◆ Source records ◆
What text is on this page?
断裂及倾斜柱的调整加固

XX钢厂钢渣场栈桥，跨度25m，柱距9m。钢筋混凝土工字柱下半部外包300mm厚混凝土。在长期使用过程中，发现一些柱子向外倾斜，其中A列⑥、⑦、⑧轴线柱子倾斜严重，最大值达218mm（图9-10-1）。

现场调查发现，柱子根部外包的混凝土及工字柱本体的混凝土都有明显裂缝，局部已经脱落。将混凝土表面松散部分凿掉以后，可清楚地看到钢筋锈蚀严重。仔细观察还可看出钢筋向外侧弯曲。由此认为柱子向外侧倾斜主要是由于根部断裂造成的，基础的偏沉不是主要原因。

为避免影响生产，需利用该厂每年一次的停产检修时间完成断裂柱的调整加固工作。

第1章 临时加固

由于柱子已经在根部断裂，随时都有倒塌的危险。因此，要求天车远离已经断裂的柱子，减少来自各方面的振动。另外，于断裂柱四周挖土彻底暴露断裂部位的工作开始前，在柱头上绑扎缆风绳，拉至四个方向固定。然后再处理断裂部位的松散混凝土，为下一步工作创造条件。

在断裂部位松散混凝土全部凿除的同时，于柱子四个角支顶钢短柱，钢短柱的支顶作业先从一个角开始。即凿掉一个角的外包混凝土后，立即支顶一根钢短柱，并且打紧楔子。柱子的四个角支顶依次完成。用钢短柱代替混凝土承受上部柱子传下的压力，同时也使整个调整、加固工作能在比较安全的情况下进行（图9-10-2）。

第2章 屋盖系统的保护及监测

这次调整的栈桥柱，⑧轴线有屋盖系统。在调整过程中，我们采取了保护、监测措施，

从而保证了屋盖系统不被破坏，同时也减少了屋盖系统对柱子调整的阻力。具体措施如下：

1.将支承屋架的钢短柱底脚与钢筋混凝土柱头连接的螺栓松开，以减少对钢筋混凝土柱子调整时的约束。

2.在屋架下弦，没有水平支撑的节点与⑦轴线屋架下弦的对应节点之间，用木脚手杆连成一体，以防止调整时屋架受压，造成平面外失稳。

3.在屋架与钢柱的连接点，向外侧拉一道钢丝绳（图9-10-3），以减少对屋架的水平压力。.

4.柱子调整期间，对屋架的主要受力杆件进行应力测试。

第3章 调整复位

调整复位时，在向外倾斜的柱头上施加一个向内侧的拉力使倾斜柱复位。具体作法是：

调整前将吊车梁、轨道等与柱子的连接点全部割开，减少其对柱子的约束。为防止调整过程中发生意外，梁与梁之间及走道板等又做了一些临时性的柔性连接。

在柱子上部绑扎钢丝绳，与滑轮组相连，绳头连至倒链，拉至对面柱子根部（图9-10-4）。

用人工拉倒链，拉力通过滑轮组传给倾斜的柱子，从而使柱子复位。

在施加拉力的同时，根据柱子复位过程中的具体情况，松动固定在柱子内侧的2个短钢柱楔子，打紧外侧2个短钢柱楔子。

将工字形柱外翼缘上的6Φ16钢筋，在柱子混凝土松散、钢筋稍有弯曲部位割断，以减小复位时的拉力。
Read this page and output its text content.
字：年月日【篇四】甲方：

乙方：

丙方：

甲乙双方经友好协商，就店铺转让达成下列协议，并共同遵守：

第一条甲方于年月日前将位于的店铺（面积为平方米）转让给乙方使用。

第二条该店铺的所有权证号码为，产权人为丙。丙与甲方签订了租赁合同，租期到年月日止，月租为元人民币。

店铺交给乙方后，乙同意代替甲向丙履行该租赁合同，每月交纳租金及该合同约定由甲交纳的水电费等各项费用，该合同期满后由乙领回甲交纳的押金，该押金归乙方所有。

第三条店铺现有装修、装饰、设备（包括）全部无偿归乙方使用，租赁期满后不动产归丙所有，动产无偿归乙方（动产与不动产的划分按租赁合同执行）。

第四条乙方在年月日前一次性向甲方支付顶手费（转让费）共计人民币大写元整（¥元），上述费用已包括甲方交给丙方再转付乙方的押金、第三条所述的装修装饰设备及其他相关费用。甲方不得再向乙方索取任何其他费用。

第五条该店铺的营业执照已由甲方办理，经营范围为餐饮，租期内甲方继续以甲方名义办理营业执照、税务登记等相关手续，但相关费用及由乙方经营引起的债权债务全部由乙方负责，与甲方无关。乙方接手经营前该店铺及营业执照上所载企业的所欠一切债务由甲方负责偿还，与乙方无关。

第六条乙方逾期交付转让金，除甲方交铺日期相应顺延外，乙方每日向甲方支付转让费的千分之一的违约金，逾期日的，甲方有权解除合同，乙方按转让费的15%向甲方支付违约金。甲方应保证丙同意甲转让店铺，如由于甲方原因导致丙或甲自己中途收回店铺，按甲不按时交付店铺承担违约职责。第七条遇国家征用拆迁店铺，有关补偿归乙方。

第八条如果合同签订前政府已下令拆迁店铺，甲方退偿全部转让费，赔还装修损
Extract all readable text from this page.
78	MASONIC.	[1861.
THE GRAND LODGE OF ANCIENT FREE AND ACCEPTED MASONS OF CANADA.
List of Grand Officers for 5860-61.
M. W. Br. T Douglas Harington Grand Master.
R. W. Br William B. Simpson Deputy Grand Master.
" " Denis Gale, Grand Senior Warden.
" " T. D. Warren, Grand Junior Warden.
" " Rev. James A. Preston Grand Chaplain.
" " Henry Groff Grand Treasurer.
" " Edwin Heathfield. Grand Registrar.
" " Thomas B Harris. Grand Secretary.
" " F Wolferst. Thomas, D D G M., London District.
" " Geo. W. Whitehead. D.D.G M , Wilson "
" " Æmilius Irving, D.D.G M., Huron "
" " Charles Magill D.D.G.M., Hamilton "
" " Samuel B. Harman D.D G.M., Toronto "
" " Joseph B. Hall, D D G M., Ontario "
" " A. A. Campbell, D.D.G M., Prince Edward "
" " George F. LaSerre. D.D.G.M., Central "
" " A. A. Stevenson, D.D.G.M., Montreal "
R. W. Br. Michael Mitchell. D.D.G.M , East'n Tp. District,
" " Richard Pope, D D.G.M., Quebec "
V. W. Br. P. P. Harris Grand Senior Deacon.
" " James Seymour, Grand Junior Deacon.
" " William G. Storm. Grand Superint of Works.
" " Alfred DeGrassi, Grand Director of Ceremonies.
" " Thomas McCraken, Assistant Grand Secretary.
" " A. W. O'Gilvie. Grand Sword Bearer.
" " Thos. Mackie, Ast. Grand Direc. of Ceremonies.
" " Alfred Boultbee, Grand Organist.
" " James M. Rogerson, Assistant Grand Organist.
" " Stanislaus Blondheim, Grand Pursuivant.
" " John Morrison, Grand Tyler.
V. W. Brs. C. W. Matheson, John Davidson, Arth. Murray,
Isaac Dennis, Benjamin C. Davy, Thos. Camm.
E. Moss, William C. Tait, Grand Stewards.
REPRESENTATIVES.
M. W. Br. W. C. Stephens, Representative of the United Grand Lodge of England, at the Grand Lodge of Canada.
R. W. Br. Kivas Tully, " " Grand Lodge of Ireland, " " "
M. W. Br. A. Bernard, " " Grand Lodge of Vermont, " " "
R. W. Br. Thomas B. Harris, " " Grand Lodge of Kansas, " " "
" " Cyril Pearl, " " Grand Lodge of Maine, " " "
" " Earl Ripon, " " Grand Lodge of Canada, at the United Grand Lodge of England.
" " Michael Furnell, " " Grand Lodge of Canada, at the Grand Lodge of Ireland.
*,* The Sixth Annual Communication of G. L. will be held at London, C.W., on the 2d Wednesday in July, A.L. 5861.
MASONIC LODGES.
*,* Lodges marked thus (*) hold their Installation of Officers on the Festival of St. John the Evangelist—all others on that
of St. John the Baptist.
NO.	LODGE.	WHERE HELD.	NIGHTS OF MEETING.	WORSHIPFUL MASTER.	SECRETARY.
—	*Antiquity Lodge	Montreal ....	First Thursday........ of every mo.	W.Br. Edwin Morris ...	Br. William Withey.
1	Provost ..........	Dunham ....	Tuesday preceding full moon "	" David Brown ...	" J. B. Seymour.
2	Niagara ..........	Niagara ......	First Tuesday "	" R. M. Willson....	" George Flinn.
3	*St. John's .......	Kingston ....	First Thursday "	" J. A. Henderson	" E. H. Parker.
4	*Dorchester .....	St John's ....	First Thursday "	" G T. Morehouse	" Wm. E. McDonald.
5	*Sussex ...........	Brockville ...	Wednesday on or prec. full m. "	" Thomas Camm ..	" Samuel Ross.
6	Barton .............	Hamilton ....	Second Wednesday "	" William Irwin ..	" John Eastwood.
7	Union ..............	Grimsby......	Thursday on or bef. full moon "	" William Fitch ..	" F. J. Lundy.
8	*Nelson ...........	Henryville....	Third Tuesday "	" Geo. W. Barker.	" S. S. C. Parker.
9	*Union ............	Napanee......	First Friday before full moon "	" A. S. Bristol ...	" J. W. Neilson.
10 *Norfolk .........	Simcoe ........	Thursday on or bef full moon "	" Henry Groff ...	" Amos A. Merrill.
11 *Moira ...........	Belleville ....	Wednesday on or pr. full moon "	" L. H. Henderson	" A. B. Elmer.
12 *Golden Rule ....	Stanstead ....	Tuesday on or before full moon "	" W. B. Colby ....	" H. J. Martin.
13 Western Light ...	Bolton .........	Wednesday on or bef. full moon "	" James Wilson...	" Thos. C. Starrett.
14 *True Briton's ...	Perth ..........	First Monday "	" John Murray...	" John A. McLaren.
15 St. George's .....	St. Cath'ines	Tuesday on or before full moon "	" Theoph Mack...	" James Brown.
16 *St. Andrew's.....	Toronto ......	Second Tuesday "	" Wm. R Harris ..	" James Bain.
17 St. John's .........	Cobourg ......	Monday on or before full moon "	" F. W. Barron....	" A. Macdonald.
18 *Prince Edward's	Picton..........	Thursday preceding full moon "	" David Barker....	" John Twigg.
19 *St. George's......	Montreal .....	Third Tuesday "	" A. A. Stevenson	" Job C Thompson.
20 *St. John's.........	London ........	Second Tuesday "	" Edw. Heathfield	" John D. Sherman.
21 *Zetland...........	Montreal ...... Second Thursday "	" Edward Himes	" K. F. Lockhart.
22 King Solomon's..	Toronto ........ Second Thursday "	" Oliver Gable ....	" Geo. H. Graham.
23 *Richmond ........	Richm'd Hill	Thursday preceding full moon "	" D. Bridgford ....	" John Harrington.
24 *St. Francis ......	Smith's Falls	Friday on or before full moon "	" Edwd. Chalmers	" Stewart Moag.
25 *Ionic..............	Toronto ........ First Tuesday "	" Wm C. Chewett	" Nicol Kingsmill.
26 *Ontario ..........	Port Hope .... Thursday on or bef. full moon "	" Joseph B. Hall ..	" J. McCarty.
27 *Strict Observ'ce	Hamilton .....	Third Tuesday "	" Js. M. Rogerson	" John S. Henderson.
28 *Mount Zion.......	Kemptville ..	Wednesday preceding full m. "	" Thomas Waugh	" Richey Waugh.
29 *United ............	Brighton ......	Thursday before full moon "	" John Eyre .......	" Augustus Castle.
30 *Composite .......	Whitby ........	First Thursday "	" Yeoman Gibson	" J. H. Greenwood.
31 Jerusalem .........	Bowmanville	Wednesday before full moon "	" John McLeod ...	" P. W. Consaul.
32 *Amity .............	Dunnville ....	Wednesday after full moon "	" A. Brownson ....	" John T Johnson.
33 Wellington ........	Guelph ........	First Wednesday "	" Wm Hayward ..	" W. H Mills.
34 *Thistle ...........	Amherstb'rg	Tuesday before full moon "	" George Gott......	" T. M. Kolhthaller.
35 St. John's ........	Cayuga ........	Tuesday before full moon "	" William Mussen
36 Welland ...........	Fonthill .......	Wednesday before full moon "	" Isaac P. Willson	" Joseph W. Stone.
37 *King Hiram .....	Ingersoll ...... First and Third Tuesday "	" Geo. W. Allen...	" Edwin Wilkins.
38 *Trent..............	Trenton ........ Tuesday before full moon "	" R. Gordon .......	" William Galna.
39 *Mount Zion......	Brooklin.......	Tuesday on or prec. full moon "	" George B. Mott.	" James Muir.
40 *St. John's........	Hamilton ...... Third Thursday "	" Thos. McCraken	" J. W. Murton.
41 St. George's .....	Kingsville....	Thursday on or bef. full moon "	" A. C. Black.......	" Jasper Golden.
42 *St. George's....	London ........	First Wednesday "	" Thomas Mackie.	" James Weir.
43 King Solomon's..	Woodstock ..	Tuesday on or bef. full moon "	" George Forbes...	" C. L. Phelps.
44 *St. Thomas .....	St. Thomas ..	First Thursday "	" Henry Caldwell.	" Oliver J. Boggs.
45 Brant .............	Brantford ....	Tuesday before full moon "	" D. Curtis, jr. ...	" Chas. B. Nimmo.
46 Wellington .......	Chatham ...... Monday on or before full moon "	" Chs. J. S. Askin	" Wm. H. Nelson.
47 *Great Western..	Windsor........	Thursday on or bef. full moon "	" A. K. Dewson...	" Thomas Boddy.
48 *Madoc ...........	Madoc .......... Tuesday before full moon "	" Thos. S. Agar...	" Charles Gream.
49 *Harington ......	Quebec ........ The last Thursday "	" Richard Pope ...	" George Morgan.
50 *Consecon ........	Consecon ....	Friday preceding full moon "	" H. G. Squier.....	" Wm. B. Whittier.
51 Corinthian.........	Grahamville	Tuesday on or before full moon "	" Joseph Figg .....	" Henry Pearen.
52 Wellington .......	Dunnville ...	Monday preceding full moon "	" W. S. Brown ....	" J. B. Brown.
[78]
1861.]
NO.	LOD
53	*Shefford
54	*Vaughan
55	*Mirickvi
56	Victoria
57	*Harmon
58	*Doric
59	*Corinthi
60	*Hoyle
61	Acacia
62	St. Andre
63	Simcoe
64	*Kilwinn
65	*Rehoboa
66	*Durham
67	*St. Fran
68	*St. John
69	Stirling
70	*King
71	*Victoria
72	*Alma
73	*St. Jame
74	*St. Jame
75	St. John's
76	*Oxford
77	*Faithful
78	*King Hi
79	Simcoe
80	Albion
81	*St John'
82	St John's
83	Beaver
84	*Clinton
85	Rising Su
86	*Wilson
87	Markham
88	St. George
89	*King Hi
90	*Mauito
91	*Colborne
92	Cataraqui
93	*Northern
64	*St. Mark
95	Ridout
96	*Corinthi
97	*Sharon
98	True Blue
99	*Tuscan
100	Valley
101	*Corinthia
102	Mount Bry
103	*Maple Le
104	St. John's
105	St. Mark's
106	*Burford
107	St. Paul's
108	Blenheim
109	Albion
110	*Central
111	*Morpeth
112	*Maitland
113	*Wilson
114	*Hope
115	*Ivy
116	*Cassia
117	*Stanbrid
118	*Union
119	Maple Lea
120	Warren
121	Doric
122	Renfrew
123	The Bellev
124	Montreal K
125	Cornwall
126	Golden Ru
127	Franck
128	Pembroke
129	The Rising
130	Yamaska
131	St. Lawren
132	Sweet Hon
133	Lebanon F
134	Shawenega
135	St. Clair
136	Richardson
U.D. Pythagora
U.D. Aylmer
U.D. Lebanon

◆ Task description ◆
Your task is to gather every line with the word "Groff" and copy it.

◆ Reply ◆
" " Henry Groff Grand Treasurer.
10 *Norfolk .........	Simcoe ........	Thursday on or bef full moon "	" Henry Groff ...	" Amos A. Merrill.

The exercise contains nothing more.